The records should be repeated word for word, pictures excluded.

-.-.-

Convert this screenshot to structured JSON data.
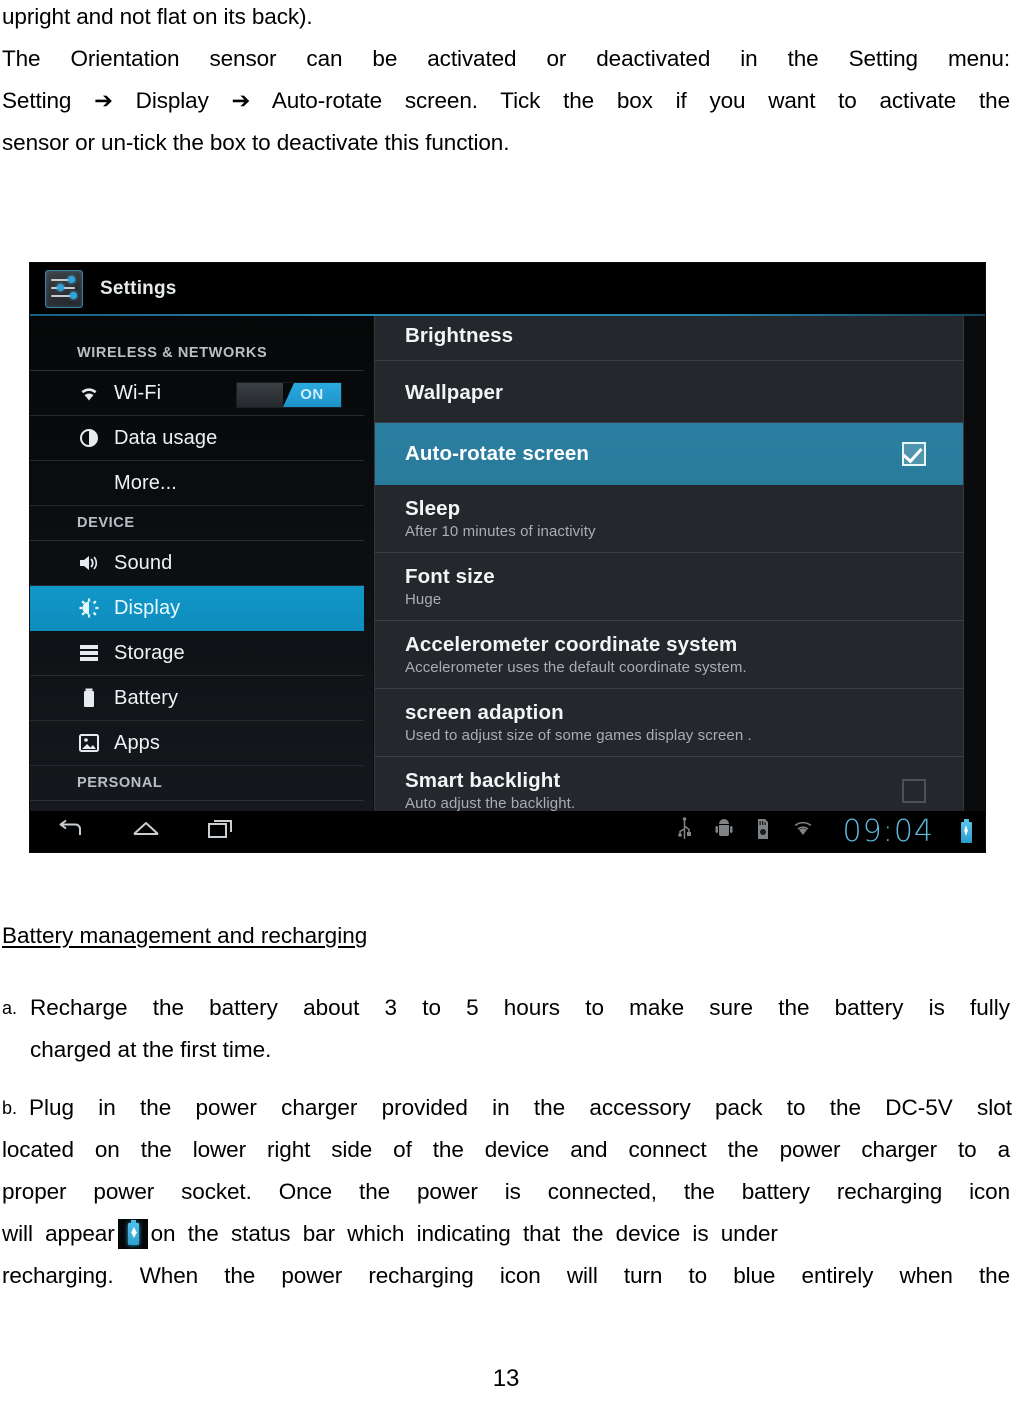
{
  "document": {
    "intro_lines": [
      "upright and not flat on its back).",
      "The Orientation sensor can be activated or deactivated in the Setting menu:",
      "Setting ➔ Display ➔ Auto-rotate screen.   Tick the box if you want to activate the",
      "sensor or un-tick the box to deactivate this function."
    ],
    "section_heading": "Battery management and recharging",
    "list": [
      {
        "marker": "a.",
        "lines": [
          "Recharge the battery about 3 to 5 hours to make sure the battery is fully",
          "charged at the first time."
        ]
      },
      {
        "marker": "b.",
        "lines": [
          "Plug in the power charger provided in the accessory pack to the DC-5V slot",
          "located on the lower right side of the device and connect the power charger to a",
          "proper power socket.   Once the power is connected, the battery recharging icon",
          "will  appear",
          "on  the  status  bar  which  indicating  that  the  device  is  under",
          "recharging.   When the power recharging icon will turn to blue entirely when the"
        ]
      }
    ],
    "page_number": "13"
  },
  "screenshot": {
    "title": "Settings",
    "app_icon": "settings-sliders-icon",
    "sidebar": {
      "groups": [
        {
          "header": "WIRELESS & NETWORKS",
          "items": [
            {
              "label": "Wi-Fi",
              "icon": "wifi-icon",
              "toggle": "ON",
              "selected": false
            },
            {
              "label": "Data usage",
              "icon": "data-usage-icon",
              "selected": false
            },
            {
              "label": "More...",
              "icon": "",
              "selected": false
            }
          ]
        },
        {
          "header": "DEVICE",
          "items": [
            {
              "label": "Sound",
              "icon": "speaker-icon",
              "selected": false
            },
            {
              "label": "Display",
              "icon": "brightness-icon",
              "selected": true
            },
            {
              "label": "Storage",
              "icon": "storage-list-icon",
              "selected": false
            },
            {
              "label": "Battery",
              "icon": "battery-icon",
              "selected": false
            },
            {
              "label": "Apps",
              "icon": "apps-image-icon",
              "selected": false
            }
          ]
        },
        {
          "header": "PERSONAL",
          "items": []
        }
      ]
    },
    "display_settings": [
      {
        "title": "Brightness",
        "subtitle": "",
        "control": "none",
        "highlight": false
      },
      {
        "title": "Wallpaper",
        "subtitle": "",
        "control": "none",
        "highlight": false
      },
      {
        "title": "Auto-rotate screen",
        "subtitle": "",
        "control": "checkbox-checked",
        "highlight": true
      },
      {
        "title": "Sleep",
        "subtitle": "After 10 minutes of inactivity",
        "control": "none",
        "highlight": false
      },
      {
        "title": "Font size",
        "subtitle": "Huge",
        "control": "none",
        "highlight": false
      },
      {
        "title": "Accelerometer coordinate system",
        "subtitle": "Accelerometer uses the default coordinate system.",
        "control": "none",
        "highlight": false
      },
      {
        "title": "screen adaption",
        "subtitle": "Used to adjust size of some games display screen .",
        "control": "none",
        "highlight": false
      },
      {
        "title": "Smart backlight",
        "subtitle": "Auto adjust the backlight.",
        "control": "checkbox-unchecked",
        "highlight": false
      }
    ],
    "navbar": {
      "back": "back-icon",
      "home": "home-icon",
      "recents": "recent-apps-icon",
      "status_icons": [
        "usb-icon",
        "android-debug-icon",
        "sd-card-icon",
        "wifi-status-icon"
      ],
      "clock": "09:04",
      "battery": "battery-charging-icon"
    },
    "colors": {
      "accent_blue": "#1197c9",
      "highlight_row": "#2b7fa0",
      "toggle_on": "#2cabe0",
      "clock": "#5fb9dd",
      "panel_bg": "#24272b",
      "sidebar_bg": "#0d1013"
    }
  }
}
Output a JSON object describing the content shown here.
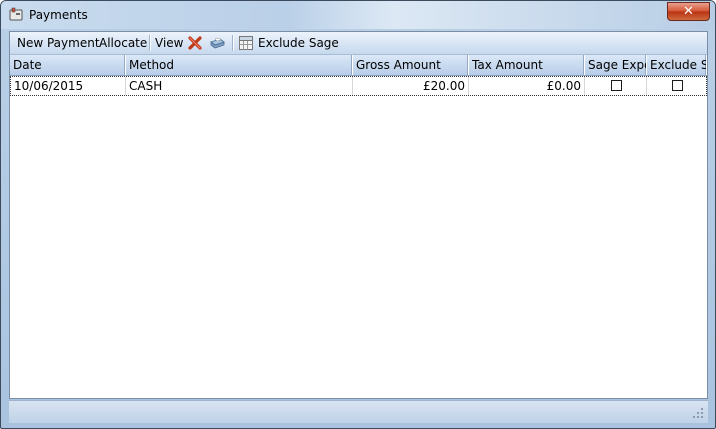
{
  "window": {
    "title": "Payments",
    "close_label": "✕"
  },
  "toolbar": {
    "new_payment": "New Payment",
    "allocate": "Allocate",
    "view": "View",
    "delete_icon": "red-x-icon",
    "print_icon": "printer-icon",
    "exclude_icon": "grid-icon",
    "exclude_sage": "Exclude Sage"
  },
  "grid": {
    "columns": [
      "Date",
      "Method",
      "Gross Amount",
      "Tax Amount",
      "Sage Expo",
      "Exclude S"
    ],
    "rows": [
      {
        "date": "10/06/2015",
        "method": "CASH",
        "gross": "£20.00",
        "tax": "£0.00",
        "sage_export": false,
        "exclude_sage": false
      }
    ]
  }
}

-.-.-

EXERCISE ANSWER >>
Convert this screenshot to structured JSON data.
{
  "document": {
    "intro_lines": [
      "upright and not flat on its back).",
      "The Orientation sensor can be activated or deactivated in the Setting menu:",
      "Setting ➔ Display ➔ Auto-rotate screen.   Tick the box if you want to activate the",
      "sensor or un-tick the box to deactivate this function."
    ],
    "section_heading": "Battery management and recharging",
    "list": [
      {
        "marker": "a.",
        "lines": [
          "Recharge the battery about 3 to 5 hours to make sure the battery is fully",
          "charged at the first time."
        ]
      },
      {
        "marker": "b.",
        "lines": [
          "Plug in the power charger provided in the accessory pack to the DC-5V slot",
          "located on the lower right side of the device and connect the power charger to a",
          "proper power socket.   Once the power is connected, the battery recharging icon",
          "will  appear",
          "on  the  status  bar  which  indicating  that  the  device  is  under",
          "recharging.   When the power recharging icon will turn to blue entirely when the"
        ]
      }
    ],
    "page_number": "13"
  },
  "screenshot": {
    "title": "Settings",
    "app_icon": "settings-sliders-icon",
    "sidebar": {
      "groups": [
        {
          "header": "WIRELESS & NETWORKS",
          "items": [
            {
              "label": "Wi-Fi",
              "icon": "wifi-icon",
              "toggle": "ON",
              "selected": false
            },
            {
              "label": "Data usage",
              "icon": "data-usage-icon",
              "selected": false
            },
            {
              "label": "More...",
              "icon": "",
              "selected": false
            }
          ]
        },
        {
          "header": "DEVICE",
          "items": [
            {
              "label": "Sound",
              "icon": "speaker-icon",
              "selected": false
            },
            {
              "label": "Display",
              "icon": "brightness-icon",
              "selected": true
            },
            {
              "label": "Storage",
              "icon": "storage-list-icon",
              "selected": false
            },
            {
              "label": "Battery",
              "icon": "battery-icon",
              "selected": false
            },
            {
              "label": "Apps",
              "icon": "apps-image-icon",
              "selected": false
            }
          ]
        },
        {
          "header": "PERSONAL",
          "items": []
        }
      ]
    },
    "display_settings": [
      {
        "title": "Brightness",
        "subtitle": "",
        "control": "none",
        "highlight": false
      },
      {
        "title": "Wallpaper",
        "subtitle": "",
        "control": "none",
        "highlight": false
      },
      {
        "title": "Auto-rotate screen",
        "subtitle": "",
        "control": "checkbox-checked",
        "highlight": true
      },
      {
        "title": "Sleep",
        "subtitle": "After 10 minutes of inactivity",
        "control": "none",
        "highlight": false
      },
      {
        "title": "Font size",
        "subtitle": "Huge",
        "control": "none",
        "highlight": false
      },
      {
        "title": "Accelerometer coordinate system",
        "subtitle": "Accelerometer uses the default coordinate system.",
        "control": "none",
        "highlight": false
      },
      {
        "title": "screen adaption",
        "subtitle": "Used to adjust size of some games display screen .",
        "control": "none",
        "highlight": false
      },
      {
        "title": "Smart backlight",
        "subtitle": "Auto adjust the backlight.",
        "control": "checkbox-unchecked",
        "highlight": false
      }
    ],
    "navbar": {
      "back": "back-icon",
      "home": "home-icon",
      "recents": "recent-apps-icon",
      "status_icons": [
        "usb-icon",
        "android-debug-icon",
        "sd-card-icon",
        "wifi-status-icon"
      ],
      "clock": "09:04",
      "battery": "battery-charging-icon"
    },
    "colors": {
      "accent_blue": "#1197c9",
      "highlight_row": "#2b7fa0",
      "toggle_on": "#2cabe0",
      "clock": "#5fb9dd",
      "panel_bg": "#24272b",
      "sidebar_bg": "#0d1013"
    }
  }
}
Output a JSON object describing the content shown here.
{
  "window": {
    "title": "Payments",
    "close_label": "✕"
  },
  "toolbar": {
    "new_payment": "New Payment",
    "allocate": "Allocate",
    "view": "View",
    "delete_icon": "red-x-icon",
    "print_icon": "printer-icon",
    "exclude_icon": "grid-icon",
    "exclude_sage": "Exclude Sage"
  },
  "grid": {
    "columns": [
      "Date",
      "Method",
      "Gross Amount",
      "Tax Amount",
      "Sage Expo",
      "Exclude S"
    ],
    "rows": [
      {
        "date": "10/06/2015",
        "method": "CASH",
        "gross": "£20.00",
        "tax": "£0.00",
        "sage_export": false,
        "exclude_sage": false
      }
    ]
  }
}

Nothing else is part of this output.